_Provided records_:
[start]

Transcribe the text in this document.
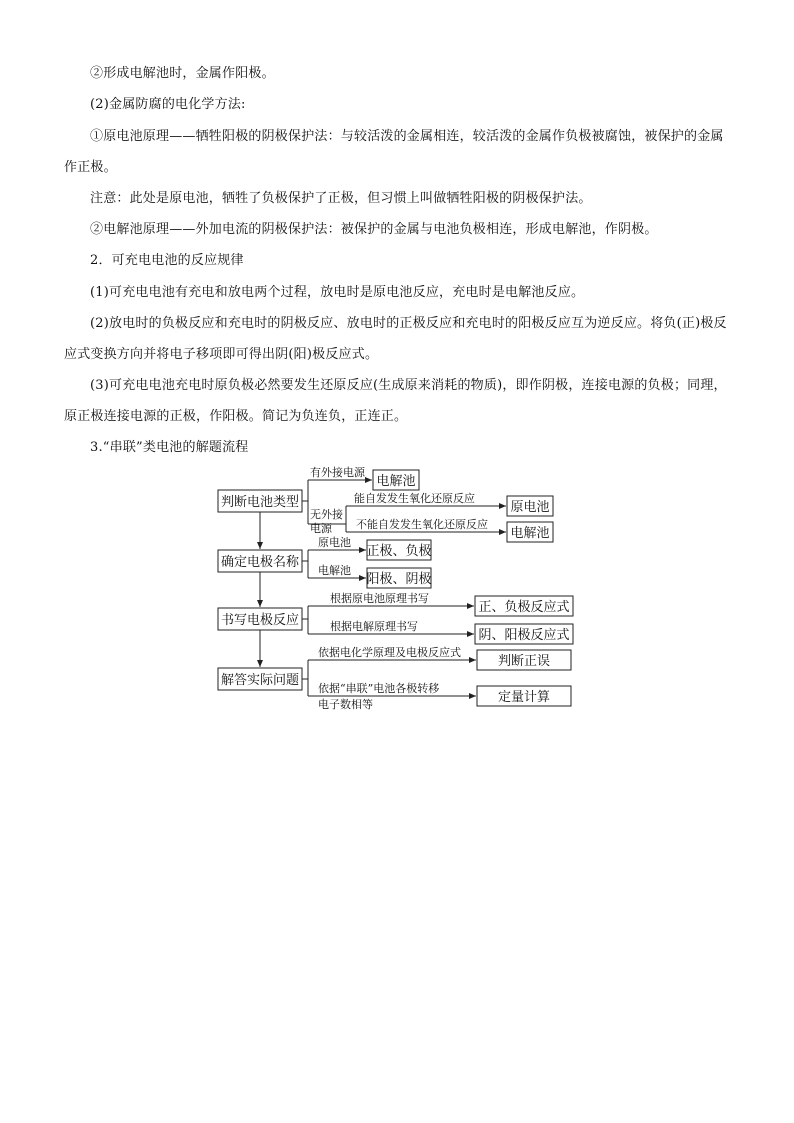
②形成电解池时，金属作阳极。

(2)金属防腐的电化学方法:

①原电池原理——牺牲阳极的阴极保护法：与较活泼的金属相连，较活泼的金属作负极被腐蚀，被保护的金属作正极。

注意：此处是原电池，牺牲了负极保护了正极，但习惯上叫做牺牲阳极的阴极保护法。

②电解池原理——外加电流的阴极保护法：被保护的金属与电池负极相连，形成电解池，作阴极。

2．可充电电池的反应规律

(1)可充电电池有充电和放电两个过程，放电时是原电池反应，充电时是电解池反应。

(2)放电时的负极反应和充电时的阴极反应、放电时的正极反应和充电时的阳极反应互为逆反应。将负(正)极反应式变换方向并将电子移项即可得出阴(阳)极反应式。

(3)可充电电池充电时原负极必然要发生还原反应(生成原来消耗的物质)，即作阴极，连接电源的负极；同理，原正极连接电源的正极，作阳极。简记为负连负，正连正。

3.“串联”类电池的解题流程

判断电池类型
确定电极名称
书写电极反应
解答实际问题
有外接电源
电解池
无外接
电源
能自发发生氧化还原反应
原电池
不能自发发生氧化还原反应
电解池
原电池
正极、负极
电解池
阳极、阴极
根据原电池原理书写
正、负极反应式
根据电解原理书写
阴、阳极反应式
依据电化学原理及电极反应式
判断正误
依据“串联”电池各极转移
电子数相等	定量计算
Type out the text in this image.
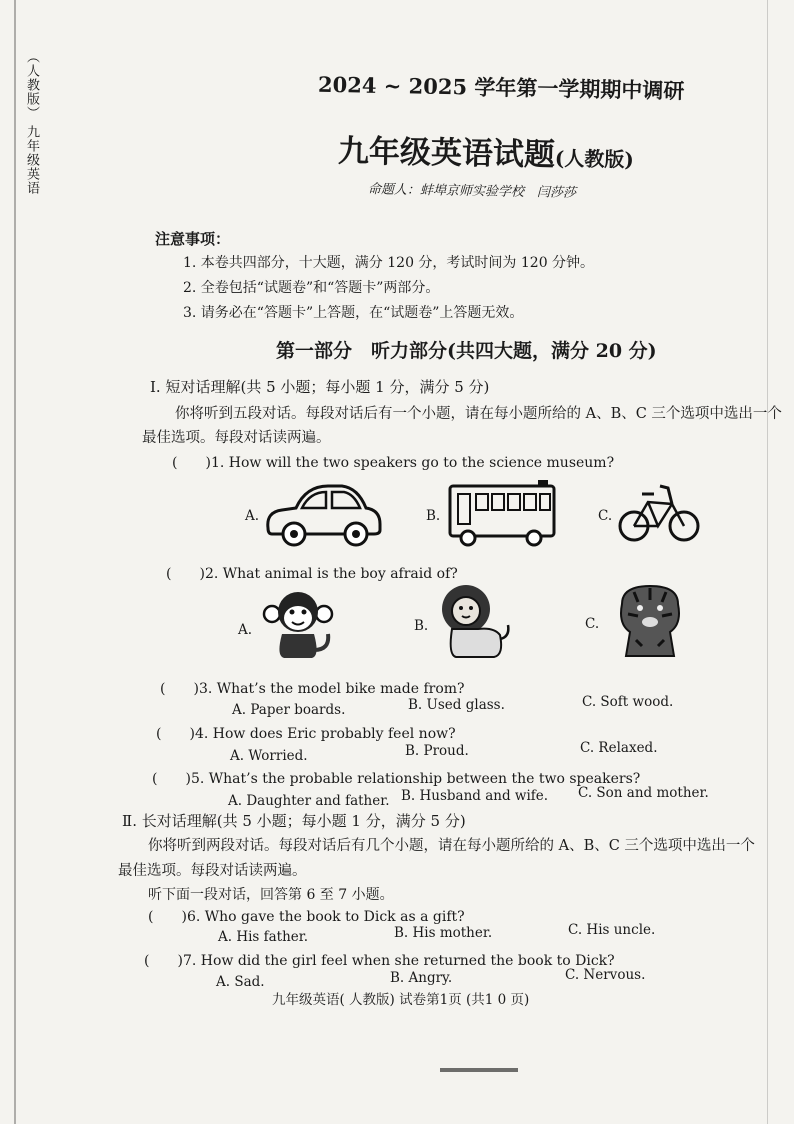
（人教版） 九年级英语	2024 ~ 2025 学年第一学期期中调研
九年级英语试题(人教版)
命题人：蚌埠京师实验学校　闫莎莎
注意事项：
1. 本卷共四部分，十大题，满分 120 分，考试时间为 120 分钟。
2. 全卷包括“试题卷”和“答题卡”两部分。
3. 请务必在“答题卡”上答题，在“试题卷”上答题无效。
第一部分　听力部分(共四大题，满分 20 分)
Ⅰ. 短对话理解(共 5 小题；每小题 1 分，满分 5 分)
你将听到五段对话。每段对话后有一个小题，请在每小题所给的 A、B、C 三个选项中选出一个
最佳选项。每段对话读两遍。
(　　)1. How will the two speakers go to the science museum?
A.	B.	C.
(　　)2. What animal is the boy afraid of?
A.	B.	C.
(　　)3. What’s the model bike made from?
A. Paper boards.	B. Used glass.	C. Soft wood.
(　　)4. How does Eric probably feel now?
A. Worried.	B. Proud.	C. Relaxed.
(　　)5. What’s the probable relationship between the two speakers?
A. Daughter and father. B. Husband and wife. C. Son and mother.
Ⅱ. 长对话理解(共 5 小题；每小题 1 分，满分 5 分)
你将听到两段对话。每段对话后有几个小题，请在每小题所给的 A、B、C 三个选项中选出一个
最佳选项。每段对话读两遍。
听下面一段对话，回答第 6 至 7 小题。
(　　)6. Who gave the book to Dick as a gift?
A. His father.	B. His mother.	C. His uncle.
(　　)7. How did the girl feel when she returned the book to Dick?
A. Sad.	B. Angry.	C. Nervous.
九年级英语( 人教版) 试卷第1页 (共1 0 页)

[end]

_Aim of the exercise_: Repeat every record above exactly, but leave out any pictures.

_Problem solution_:
Transcribe the text in this document.
②形成电解池时，金属作阳极。

(2)金属防腐的电化学方法:

①原电池原理——牺牲阳极的阴极保护法：与较活泼的金属相连，较活泼的金属作负极被腐蚀，被保护的金属作正极。

注意：此处是原电池，牺牲了负极保护了正极，但习惯上叫做牺牲阳极的阴极保护法。

②电解池原理——外加电流的阴极保护法：被保护的金属与电池负极相连，形成电解池，作阴极。

2．可充电电池的反应规律

(1)可充电电池有充电和放电两个过程，放电时是原电池反应，充电时是电解池反应。

(2)放电时的负极反应和充电时的阴极反应、放电时的正极反应和充电时的阳极反应互为逆反应。将负(正)极反应式变换方向并将电子移项即可得出阴(阳)极反应式。

(3)可充电电池充电时原负极必然要发生还原反应(生成原来消耗的物质)，即作阴极，连接电源的负极；同理，原正极连接电源的正极，作阳极。简记为负连负，正连正。

3.“串联”类电池的解题流程

判断电池类型
确定电极名称
书写电极反应
解答实际问题
有外接电源
电解池
无外接
电源
能自发发生氧化还原反应
原电池
不能自发发生氧化还原反应
电解池
原电池
正极、负极
电解池
阳极、阴极
根据原电池原理书写
正、负极反应式
根据电解原理书写
阴、阳极反应式
依据电化学原理及电极反应式
判断正误
依据“串联”电池各极转移
电子数相等	定量计算
Type out the text in this image.
（人教版） 九年级英语	2024 ~ 2025 学年第一学期期中调研
九年级英语试题(人教版)
命题人：蚌埠京师实验学校　闫莎莎
注意事项：
1. 本卷共四部分，十大题，满分 120 分，考试时间为 120 分钟。
2. 全卷包括“试题卷”和“答题卡”两部分。
3. 请务必在“答题卡”上答题，在“试题卷”上答题无效。
第一部分　听力部分(共四大题，满分 20 分)
Ⅰ. 短对话理解(共 5 小题；每小题 1 分，满分 5 分)
你将听到五段对话。每段对话后有一个小题，请在每小题所给的 A、B、C 三个选项中选出一个
最佳选项。每段对话读两遍。
(　　)1. How will the two speakers go to the science museum?
A.	B.	C.
(　　)2. What animal is the boy afraid of?
A.	B.	C.
(　　)3. What’s the model bike made from?
A. Paper boards.	B. Used glass.	C. Soft wood.
(　　)4. How does Eric probably feel now?
A. Worried.	B. Proud.	C. Relaxed.
(　　)5. What’s the probable relationship between the two speakers?
A. Daughter and father. B. Husband and wife. C. Son and mother.
Ⅱ. 长对话理解(共 5 小题；每小题 1 分，满分 5 分)
你将听到两段对话。每段对话后有几个小题，请在每小题所给的 A、B、C 三个选项中选出一个
最佳选项。每段对话读两遍。
听下面一段对话，回答第 6 至 7 小题。
(　　)6. Who gave the book to Dick as a gift?
A. His father.	B. His mother.	C. His uncle.
(　　)7. How did the girl feel when she returned the book to Dick?
A. Sad.	B. Angry.	C. Nervous.
九年级英语( 人教版) 试卷第1页 (共1 0 页)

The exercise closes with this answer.